● What to do
List all lines of the data containing the word "mich".

[Dataset entries]
▬▬▬

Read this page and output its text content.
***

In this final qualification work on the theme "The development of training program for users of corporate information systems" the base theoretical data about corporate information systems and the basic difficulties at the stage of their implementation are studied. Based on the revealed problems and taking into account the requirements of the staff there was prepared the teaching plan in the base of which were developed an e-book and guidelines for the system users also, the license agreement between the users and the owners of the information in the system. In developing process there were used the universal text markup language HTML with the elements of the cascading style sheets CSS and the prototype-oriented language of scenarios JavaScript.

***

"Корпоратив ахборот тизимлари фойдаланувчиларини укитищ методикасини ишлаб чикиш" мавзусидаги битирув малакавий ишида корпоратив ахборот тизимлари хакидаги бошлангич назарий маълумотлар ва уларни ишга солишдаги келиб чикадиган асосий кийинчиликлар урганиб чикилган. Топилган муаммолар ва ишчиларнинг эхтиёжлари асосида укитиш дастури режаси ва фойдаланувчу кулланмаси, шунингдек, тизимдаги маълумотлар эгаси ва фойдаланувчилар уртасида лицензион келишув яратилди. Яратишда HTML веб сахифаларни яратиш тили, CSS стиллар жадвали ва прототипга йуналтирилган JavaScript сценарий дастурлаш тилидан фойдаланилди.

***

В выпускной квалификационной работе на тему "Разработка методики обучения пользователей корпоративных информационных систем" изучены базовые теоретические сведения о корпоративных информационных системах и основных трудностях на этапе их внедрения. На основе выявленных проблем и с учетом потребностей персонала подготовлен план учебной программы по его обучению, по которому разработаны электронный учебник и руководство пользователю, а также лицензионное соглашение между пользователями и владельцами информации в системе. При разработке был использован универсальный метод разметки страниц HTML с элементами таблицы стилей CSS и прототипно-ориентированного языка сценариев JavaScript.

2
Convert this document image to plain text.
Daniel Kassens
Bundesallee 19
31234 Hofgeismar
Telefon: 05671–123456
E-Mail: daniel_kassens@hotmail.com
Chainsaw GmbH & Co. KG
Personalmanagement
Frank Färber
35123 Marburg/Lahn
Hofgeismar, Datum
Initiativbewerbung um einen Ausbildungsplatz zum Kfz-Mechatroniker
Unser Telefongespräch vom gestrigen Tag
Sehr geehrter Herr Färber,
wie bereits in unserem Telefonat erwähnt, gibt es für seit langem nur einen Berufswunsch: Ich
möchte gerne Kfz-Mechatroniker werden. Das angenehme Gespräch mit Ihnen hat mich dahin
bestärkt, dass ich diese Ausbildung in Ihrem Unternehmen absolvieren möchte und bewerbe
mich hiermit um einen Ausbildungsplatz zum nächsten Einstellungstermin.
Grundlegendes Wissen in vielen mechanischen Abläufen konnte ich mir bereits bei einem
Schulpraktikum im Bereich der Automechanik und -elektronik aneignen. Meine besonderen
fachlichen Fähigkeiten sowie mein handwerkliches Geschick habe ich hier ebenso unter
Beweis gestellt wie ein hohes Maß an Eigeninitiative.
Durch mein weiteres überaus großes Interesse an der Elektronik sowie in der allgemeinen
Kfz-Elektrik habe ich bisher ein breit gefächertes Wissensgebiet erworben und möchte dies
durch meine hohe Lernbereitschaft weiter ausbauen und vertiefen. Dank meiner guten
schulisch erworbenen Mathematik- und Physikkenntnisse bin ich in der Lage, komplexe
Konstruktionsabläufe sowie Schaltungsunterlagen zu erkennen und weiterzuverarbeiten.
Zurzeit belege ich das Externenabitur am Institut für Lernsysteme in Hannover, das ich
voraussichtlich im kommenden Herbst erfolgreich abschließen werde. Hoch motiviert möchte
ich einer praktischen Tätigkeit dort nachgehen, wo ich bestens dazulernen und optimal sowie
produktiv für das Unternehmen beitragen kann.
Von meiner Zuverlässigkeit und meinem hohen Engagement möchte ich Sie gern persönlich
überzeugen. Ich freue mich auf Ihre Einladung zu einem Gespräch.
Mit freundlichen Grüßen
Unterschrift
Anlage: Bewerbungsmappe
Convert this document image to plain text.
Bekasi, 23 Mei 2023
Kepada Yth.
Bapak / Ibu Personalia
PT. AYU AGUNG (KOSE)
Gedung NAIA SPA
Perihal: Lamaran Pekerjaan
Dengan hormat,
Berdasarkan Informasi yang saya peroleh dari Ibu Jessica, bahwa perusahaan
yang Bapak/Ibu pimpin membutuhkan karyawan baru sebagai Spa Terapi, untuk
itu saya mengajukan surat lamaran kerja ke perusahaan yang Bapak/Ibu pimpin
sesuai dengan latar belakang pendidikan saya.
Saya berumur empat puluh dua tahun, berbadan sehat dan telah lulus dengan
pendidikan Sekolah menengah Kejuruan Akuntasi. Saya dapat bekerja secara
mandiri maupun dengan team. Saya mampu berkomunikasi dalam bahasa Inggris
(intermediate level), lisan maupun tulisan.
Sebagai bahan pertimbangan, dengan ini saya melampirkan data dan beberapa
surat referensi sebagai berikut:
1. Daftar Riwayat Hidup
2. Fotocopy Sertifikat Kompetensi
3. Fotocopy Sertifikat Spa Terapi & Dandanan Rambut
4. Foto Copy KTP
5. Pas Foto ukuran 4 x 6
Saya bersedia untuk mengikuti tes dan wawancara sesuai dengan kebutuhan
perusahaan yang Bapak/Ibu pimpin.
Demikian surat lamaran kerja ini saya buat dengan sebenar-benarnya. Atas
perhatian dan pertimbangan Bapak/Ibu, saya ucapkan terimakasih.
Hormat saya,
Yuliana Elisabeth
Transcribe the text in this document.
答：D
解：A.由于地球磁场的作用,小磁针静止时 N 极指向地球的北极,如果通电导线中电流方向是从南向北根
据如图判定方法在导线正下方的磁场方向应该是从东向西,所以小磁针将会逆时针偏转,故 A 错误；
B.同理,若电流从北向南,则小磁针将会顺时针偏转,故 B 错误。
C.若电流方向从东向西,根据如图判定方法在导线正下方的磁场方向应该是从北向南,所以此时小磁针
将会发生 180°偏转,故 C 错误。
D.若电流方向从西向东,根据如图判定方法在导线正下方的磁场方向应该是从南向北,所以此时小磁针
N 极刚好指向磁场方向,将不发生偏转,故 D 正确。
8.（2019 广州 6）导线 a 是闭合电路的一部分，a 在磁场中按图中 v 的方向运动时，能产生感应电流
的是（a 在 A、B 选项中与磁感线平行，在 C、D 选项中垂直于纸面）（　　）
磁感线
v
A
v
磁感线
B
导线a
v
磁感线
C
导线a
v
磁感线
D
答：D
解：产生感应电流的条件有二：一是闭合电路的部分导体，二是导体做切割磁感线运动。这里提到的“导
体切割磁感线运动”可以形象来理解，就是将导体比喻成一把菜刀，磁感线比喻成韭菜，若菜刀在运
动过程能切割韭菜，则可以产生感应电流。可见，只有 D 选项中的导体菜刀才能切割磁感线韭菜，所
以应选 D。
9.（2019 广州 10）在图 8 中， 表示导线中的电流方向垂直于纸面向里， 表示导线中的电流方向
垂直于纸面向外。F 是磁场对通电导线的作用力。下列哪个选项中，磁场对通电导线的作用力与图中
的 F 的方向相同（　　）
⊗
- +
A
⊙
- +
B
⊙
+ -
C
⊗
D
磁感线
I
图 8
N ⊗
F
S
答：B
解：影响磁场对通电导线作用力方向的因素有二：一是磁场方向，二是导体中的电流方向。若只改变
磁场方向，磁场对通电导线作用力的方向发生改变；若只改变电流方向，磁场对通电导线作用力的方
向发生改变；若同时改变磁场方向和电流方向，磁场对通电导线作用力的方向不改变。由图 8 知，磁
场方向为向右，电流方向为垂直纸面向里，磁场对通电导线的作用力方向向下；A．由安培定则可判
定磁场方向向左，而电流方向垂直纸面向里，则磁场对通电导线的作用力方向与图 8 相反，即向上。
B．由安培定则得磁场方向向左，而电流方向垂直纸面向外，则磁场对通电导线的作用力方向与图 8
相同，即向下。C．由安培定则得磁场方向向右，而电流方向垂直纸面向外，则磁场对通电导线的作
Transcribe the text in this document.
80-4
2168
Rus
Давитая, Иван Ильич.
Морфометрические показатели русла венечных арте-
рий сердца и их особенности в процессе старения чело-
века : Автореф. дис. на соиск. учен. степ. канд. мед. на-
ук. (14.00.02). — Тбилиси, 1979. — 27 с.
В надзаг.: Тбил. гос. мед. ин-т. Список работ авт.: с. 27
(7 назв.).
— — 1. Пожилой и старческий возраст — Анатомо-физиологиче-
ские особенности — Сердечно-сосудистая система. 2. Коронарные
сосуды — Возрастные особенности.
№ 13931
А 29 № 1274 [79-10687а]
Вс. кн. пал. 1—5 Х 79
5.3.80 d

▬▬▬

● Answer
möchte gerne Kfz-Mechatroniker werden. Das angenehme Gespräch mit Ihnen hat mich dahin
mich hiermit um einen Ausbildungsplatz zum nächsten Einstellungstermin.
überzeugen. Ich freue mich auf Ihre Einladung zu einem Gespräch.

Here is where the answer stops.